● Problem to work on
Repeat every line of the material, character for character.

START Data section

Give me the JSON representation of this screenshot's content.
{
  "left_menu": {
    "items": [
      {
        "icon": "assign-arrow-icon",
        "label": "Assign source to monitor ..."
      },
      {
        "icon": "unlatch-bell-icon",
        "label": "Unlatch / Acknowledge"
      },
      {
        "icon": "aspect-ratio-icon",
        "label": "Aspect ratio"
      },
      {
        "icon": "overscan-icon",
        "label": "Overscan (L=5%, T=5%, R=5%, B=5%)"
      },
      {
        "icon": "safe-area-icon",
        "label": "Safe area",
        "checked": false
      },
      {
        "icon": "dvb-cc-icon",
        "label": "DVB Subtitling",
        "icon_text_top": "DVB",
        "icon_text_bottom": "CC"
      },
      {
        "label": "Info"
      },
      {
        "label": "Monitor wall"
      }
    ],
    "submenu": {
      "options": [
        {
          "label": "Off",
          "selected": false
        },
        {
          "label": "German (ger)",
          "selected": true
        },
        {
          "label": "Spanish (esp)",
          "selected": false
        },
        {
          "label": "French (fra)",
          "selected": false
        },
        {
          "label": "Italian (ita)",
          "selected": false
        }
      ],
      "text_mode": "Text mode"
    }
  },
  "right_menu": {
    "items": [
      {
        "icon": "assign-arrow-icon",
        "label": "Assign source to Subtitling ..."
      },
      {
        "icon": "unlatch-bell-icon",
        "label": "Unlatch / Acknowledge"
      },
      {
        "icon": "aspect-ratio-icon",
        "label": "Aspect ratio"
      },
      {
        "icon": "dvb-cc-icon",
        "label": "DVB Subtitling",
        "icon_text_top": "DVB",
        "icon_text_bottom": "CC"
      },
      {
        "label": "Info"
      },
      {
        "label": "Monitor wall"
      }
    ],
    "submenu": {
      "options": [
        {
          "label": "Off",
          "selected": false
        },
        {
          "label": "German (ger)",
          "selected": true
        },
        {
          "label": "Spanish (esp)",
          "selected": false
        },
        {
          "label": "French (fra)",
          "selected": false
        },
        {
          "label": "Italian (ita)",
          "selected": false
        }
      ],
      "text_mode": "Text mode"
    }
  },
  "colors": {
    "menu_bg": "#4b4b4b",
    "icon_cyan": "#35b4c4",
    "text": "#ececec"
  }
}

END Data section

● Exercise result
Give me the JSON representation of this screenshot's content.
{
  "left_menu": {
    "items": [
      {
        "icon": "assign-arrow-icon",
        "label": "Assign source to monitor ..."
      },
      {
        "icon": "unlatch-bell-icon",
        "label": "Unlatch / Acknowledge"
      },
      {
        "icon": "aspect-ratio-icon",
        "label": "Aspect ratio"
      },
      {
        "icon": "overscan-icon",
        "label": "Overscan (L=5%, T=5%, R=5%, B=5%)"
      },
      {
        "icon": "safe-area-icon",
        "label": "Safe area",
        "checked": false
      },
      {
        "icon": "dvb-cc-icon",
        "label": "DVB Subtitling",
        "icon_text_top": "DVB",
        "icon_text_bottom": "CC"
      },
      {
        "label": "Info"
      },
      {
        "label": "Monitor wall"
      }
    ],
    "submenu": {
      "options": [
        {
          "label": "Off",
          "selected": false
        },
        {
          "label": "German (ger)",
          "selected": true
        },
        {
          "label": "Spanish (esp)",
          "selected": false
        },
        {
          "label": "French (fra)",
          "selected": false
        },
        {
          "label": "Italian (ita)",
          "selected": false
        }
      ],
      "text_mode": "Text mode"
    }
  },
  "right_menu": {
    "items": [
      {
        "icon": "assign-arrow-icon",
        "label": "Assign source to Subtitling ..."
      },
      {
        "icon": "unlatch-bell-icon",
        "label": "Unlatch / Acknowledge"
      },
      {
        "icon": "aspect-ratio-icon",
        "label": "Aspect ratio"
      },
      {
        "icon": "dvb-cc-icon",
        "label": "DVB Subtitling",
        "icon_text_top": "DVB",
        "icon_text_bottom": "CC"
      },
      {
        "label": "Info"
      },
      {
        "label": "Monitor wall"
      }
    ],
    "submenu": {
      "options": [
        {
          "label": "Off",
          "selected": false
        },
        {
          "label": "German (ger)",
          "selected": true
        },
        {
          "label": "Spanish (esp)",
          "selected": false
        },
        {
          "label": "French (fra)",
          "selected": false
        },
        {
          "label": "Italian (ita)",
          "selected": false
        }
      ],
      "text_mode": "Text mode"
    }
  },
  "colors": {
    "menu_bg": "#4b4b4b",
    "icon_cyan": "#35b4c4",
    "text": "#ececec"
  }
}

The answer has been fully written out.